◆ **Directions**
Can you put the lines from the one containing "I need the location" through the one containing "[289, 316, 439, 334]", inclusive, into a Markdown table with the columns No. and Line, skipping blank lines and leaving out the pictures?

◆ **Material for the task**
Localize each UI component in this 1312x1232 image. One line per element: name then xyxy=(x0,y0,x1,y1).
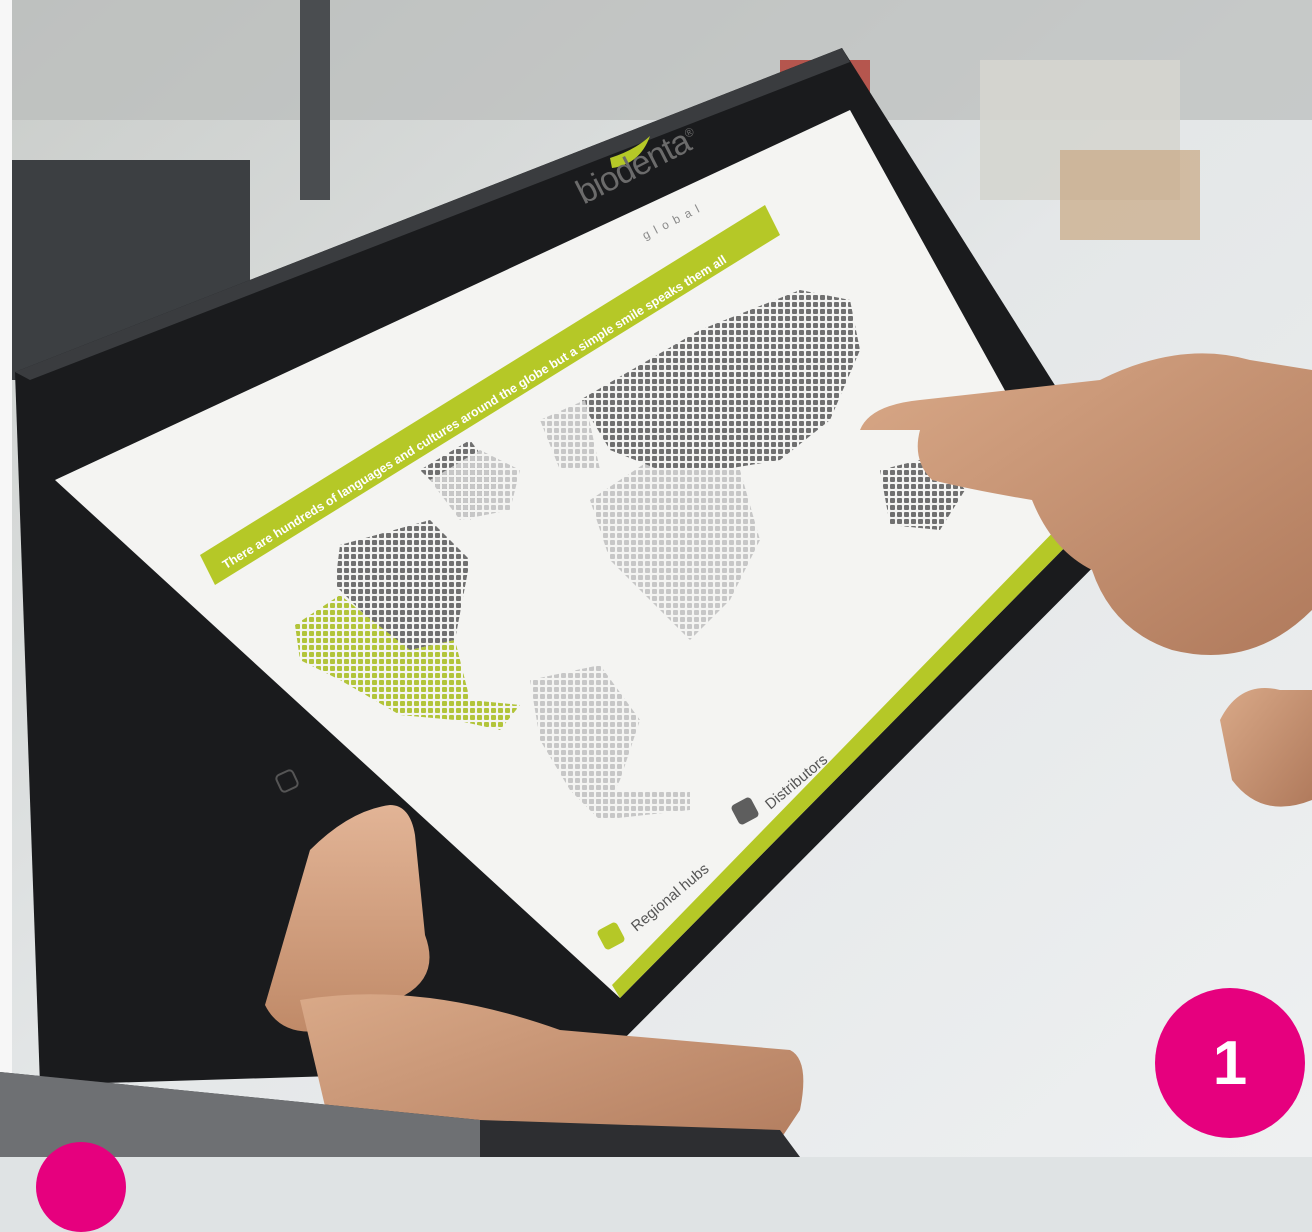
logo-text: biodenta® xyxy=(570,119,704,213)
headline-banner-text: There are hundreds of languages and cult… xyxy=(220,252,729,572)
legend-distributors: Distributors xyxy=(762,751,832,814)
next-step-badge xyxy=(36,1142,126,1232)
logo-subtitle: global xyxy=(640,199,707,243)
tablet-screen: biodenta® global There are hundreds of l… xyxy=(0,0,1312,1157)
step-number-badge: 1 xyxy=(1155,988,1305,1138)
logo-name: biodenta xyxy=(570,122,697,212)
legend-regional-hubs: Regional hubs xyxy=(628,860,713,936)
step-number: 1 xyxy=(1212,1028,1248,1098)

--

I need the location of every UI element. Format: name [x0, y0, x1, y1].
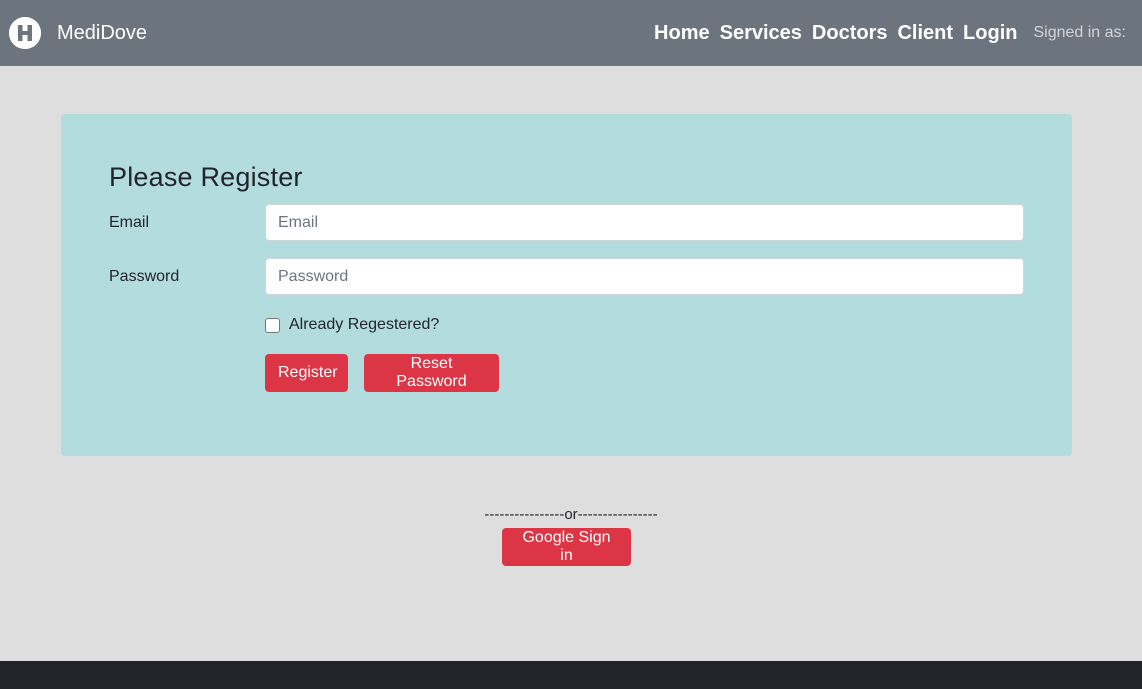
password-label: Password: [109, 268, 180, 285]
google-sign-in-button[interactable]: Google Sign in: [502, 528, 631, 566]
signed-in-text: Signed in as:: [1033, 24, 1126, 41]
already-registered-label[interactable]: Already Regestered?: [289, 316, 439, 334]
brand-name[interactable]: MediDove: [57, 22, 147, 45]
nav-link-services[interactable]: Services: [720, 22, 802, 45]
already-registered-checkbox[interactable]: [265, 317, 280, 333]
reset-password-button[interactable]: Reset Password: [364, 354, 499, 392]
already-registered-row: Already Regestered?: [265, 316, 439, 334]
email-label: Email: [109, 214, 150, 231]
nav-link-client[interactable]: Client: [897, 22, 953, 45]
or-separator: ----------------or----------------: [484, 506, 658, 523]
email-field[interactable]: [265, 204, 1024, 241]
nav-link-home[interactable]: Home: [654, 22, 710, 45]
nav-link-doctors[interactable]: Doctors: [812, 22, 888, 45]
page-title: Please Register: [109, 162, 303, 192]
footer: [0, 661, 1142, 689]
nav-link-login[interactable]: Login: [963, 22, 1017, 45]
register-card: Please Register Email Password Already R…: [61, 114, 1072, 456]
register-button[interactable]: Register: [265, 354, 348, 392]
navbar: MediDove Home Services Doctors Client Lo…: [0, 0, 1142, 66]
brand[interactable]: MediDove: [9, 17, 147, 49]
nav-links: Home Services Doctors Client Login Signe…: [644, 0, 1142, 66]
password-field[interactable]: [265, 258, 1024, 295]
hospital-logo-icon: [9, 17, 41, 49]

◆ **Finished answer**
| No. | Line |
|---|---|
| 1 | I need the location of every UI element. Format: name [x0, y0, x1, y1]. |
| 2 | password-label: Password: [109, 268, 180, 285] |
| 3 | google-sign-in-button[interactable]: Google Sign in: [502, 528, 631, 566] |
| 4 | signed-in-text: Signed in as:: [1033, 24, 1126, 41] |
| 5 | already-registered-label[interactable]: Already Regestered?: [289, 316, 439, 334] |